◆ **WHAT TO PRODUCE**:
Every line with the word "this" in it should be extracted from the data that follows.

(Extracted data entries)
§

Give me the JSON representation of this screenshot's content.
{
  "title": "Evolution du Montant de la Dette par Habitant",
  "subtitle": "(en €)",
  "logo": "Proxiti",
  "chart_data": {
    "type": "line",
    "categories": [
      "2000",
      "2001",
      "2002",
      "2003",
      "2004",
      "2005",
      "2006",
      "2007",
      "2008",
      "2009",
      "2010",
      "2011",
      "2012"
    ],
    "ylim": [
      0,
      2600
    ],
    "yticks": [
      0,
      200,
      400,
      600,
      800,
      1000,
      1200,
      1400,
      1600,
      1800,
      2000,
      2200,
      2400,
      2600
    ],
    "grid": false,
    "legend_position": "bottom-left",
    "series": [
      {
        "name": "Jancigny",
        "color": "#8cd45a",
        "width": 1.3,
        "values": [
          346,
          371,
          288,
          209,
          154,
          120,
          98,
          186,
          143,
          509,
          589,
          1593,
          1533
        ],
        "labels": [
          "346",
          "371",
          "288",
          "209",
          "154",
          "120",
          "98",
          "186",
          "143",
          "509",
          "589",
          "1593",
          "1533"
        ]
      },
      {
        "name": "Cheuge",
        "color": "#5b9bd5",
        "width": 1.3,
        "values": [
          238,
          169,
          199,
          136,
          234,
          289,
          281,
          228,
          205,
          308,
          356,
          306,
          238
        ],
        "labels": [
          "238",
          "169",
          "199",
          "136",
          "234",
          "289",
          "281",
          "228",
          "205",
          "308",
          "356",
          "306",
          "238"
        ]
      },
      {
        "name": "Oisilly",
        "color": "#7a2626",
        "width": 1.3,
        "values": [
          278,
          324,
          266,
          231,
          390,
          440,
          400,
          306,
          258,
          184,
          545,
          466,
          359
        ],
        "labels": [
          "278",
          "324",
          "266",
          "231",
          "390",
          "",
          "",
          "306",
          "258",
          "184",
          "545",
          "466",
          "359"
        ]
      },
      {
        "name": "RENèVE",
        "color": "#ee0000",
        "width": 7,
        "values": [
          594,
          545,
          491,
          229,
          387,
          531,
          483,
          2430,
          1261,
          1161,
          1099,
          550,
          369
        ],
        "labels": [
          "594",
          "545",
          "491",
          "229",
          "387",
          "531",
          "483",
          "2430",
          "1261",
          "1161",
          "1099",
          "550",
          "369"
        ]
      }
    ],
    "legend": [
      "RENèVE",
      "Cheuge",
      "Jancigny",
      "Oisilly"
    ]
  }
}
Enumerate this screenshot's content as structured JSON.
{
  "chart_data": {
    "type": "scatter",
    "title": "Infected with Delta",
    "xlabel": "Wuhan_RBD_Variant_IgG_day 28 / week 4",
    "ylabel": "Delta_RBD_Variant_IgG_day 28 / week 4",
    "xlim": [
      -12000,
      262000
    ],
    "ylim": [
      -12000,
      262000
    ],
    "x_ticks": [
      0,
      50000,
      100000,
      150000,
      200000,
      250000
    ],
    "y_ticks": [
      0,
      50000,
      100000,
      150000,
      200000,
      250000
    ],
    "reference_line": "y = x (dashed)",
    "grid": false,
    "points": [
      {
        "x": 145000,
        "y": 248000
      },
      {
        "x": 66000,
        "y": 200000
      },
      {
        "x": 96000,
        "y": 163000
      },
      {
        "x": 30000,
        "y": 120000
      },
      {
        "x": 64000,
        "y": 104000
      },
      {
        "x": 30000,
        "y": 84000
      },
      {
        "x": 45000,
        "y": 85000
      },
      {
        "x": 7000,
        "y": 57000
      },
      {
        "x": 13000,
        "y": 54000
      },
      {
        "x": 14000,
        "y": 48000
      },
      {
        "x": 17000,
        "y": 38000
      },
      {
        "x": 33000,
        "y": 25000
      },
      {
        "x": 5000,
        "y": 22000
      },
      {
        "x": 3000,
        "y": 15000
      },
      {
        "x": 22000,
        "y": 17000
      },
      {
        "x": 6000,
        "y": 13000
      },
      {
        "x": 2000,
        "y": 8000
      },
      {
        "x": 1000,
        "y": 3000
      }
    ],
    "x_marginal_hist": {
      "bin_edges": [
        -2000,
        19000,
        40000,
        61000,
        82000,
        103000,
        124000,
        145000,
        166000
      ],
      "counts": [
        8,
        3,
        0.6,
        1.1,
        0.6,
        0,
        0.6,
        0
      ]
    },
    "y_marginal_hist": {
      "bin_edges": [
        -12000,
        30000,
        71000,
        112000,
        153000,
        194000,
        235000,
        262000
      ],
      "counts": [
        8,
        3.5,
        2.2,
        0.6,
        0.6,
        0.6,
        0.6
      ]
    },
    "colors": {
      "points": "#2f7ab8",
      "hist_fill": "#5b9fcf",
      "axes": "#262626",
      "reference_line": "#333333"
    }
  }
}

§

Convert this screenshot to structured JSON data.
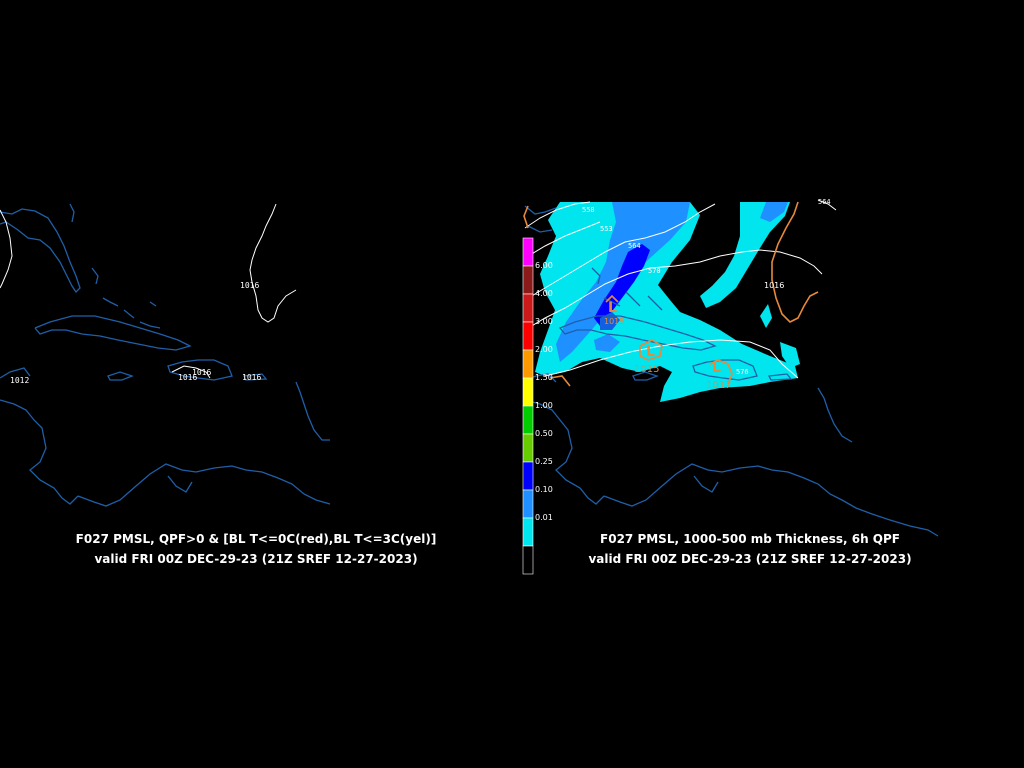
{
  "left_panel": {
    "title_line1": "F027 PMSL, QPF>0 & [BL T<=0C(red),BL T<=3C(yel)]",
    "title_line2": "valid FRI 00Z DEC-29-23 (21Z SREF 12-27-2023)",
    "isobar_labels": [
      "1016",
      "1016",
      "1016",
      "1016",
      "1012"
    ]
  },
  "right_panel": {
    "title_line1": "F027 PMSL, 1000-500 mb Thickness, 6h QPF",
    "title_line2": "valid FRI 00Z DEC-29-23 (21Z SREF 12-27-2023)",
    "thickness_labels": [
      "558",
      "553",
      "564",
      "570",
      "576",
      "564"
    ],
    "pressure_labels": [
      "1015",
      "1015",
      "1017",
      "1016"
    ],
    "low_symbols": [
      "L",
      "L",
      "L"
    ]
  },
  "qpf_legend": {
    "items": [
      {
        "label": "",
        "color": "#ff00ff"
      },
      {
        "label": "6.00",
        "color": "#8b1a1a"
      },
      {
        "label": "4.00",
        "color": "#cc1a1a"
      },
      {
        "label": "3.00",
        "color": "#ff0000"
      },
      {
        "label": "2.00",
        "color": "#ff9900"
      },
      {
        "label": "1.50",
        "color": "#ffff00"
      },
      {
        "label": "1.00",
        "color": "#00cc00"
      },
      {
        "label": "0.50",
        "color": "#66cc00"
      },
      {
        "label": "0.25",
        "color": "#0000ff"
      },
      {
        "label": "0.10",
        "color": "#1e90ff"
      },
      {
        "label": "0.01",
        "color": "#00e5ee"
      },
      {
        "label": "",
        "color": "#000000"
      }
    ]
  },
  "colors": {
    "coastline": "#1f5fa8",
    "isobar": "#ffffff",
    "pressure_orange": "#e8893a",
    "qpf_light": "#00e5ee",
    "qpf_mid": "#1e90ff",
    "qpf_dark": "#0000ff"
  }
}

§

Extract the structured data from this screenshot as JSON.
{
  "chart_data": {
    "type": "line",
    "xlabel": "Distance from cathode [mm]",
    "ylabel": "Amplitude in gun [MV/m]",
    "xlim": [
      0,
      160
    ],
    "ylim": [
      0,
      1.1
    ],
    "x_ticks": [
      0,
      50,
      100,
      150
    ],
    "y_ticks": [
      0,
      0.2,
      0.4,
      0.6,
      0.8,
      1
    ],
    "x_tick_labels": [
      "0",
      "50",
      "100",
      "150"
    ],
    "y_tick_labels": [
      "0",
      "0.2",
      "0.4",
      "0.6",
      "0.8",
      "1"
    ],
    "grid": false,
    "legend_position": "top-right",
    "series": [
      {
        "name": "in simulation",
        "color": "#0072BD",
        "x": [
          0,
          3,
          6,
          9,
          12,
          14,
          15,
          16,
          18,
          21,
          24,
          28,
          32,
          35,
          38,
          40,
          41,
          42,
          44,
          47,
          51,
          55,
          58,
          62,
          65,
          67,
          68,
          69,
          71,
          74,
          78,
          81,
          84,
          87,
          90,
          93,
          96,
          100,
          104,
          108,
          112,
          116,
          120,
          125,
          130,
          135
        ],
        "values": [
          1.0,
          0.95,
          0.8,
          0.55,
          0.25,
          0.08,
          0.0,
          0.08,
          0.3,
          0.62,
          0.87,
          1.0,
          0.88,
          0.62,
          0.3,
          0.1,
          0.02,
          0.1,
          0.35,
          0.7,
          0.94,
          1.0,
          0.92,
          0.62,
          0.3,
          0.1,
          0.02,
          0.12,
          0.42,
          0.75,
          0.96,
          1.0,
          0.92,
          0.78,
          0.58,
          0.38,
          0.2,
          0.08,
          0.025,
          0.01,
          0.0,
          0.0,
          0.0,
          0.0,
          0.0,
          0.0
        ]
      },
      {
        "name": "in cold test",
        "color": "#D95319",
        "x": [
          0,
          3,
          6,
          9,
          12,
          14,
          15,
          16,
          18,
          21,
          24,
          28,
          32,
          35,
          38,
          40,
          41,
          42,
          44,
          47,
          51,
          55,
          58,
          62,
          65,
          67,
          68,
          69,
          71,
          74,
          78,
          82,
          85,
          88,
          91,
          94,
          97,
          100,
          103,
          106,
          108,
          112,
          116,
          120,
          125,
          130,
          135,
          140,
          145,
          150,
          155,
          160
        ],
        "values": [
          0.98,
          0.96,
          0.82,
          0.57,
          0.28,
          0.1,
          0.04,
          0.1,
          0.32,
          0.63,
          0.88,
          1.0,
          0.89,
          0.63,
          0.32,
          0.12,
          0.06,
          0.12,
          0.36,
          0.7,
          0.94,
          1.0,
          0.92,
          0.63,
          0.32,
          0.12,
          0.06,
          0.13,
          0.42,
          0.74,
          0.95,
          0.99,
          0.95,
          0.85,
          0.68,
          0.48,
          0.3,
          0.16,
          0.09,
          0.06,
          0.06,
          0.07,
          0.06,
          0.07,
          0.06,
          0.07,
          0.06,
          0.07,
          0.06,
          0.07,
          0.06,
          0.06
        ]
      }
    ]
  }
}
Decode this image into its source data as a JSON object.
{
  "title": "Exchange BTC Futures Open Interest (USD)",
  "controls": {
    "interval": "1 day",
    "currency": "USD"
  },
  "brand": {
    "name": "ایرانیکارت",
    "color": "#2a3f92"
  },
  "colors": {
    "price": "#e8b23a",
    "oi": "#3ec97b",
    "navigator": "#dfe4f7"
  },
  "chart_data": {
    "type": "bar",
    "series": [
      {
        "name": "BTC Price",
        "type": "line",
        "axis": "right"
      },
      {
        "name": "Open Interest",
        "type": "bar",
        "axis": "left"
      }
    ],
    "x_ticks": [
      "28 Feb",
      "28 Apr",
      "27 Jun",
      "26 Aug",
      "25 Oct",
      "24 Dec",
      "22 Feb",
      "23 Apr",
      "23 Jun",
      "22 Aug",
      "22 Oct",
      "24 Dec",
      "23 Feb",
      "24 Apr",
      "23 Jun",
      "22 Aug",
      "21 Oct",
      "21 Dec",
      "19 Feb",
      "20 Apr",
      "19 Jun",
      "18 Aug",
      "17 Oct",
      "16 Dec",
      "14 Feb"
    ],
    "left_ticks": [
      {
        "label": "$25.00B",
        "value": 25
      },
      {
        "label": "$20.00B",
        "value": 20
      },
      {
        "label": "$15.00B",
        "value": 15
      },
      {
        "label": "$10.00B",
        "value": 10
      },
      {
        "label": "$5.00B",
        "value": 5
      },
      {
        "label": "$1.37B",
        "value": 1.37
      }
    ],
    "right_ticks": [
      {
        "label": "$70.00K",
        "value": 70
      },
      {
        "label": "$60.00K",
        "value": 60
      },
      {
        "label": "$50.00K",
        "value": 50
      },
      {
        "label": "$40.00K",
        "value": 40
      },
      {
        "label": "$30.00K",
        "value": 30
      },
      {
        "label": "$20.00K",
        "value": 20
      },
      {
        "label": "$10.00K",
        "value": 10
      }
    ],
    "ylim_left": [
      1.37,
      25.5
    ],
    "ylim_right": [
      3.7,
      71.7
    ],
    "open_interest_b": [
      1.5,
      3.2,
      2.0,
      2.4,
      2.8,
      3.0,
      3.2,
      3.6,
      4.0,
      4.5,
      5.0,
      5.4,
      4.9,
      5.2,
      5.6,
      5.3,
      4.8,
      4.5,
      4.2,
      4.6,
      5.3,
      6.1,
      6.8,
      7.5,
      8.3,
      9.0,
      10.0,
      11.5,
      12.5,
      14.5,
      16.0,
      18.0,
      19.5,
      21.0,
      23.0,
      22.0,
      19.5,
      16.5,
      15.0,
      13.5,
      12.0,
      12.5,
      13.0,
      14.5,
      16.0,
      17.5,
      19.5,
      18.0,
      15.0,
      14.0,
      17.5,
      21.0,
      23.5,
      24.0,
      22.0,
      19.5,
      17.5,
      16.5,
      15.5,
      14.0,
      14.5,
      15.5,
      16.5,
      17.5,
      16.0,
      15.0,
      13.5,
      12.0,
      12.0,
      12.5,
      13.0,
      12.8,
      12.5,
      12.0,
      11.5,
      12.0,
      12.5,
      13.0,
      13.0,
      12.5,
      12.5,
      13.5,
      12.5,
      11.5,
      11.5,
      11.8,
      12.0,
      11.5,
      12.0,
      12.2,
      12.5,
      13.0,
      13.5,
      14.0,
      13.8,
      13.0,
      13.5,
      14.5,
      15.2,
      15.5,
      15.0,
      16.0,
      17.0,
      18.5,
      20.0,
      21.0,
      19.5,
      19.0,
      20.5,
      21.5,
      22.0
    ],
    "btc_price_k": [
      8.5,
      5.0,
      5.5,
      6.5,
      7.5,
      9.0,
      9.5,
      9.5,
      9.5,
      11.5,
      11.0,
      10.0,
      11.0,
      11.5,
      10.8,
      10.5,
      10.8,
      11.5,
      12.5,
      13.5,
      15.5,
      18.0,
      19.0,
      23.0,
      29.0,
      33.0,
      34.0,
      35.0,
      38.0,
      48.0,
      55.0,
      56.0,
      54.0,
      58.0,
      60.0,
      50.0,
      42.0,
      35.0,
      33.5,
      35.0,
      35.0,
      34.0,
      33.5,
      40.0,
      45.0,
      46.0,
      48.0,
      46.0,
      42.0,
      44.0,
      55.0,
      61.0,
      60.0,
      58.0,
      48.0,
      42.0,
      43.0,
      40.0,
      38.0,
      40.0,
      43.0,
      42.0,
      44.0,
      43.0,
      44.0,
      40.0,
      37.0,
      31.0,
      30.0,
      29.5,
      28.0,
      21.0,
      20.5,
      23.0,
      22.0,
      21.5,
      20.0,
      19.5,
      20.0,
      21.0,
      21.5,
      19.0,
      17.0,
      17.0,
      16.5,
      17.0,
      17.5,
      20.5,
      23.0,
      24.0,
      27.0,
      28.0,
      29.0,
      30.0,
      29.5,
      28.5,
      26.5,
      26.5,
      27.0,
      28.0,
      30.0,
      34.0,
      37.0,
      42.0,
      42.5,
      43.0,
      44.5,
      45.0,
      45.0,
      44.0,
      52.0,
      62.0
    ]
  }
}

§

◆ **THE RESPONSE**:
Give me the JSON representation of this screenshot's content.
Enumerate this screenshot's content as structured JSON.
Convert this screenshot to structured JSON data.
Extract the structured data from this screenshot as JSON.
Decode this image into its source data as a JSON object.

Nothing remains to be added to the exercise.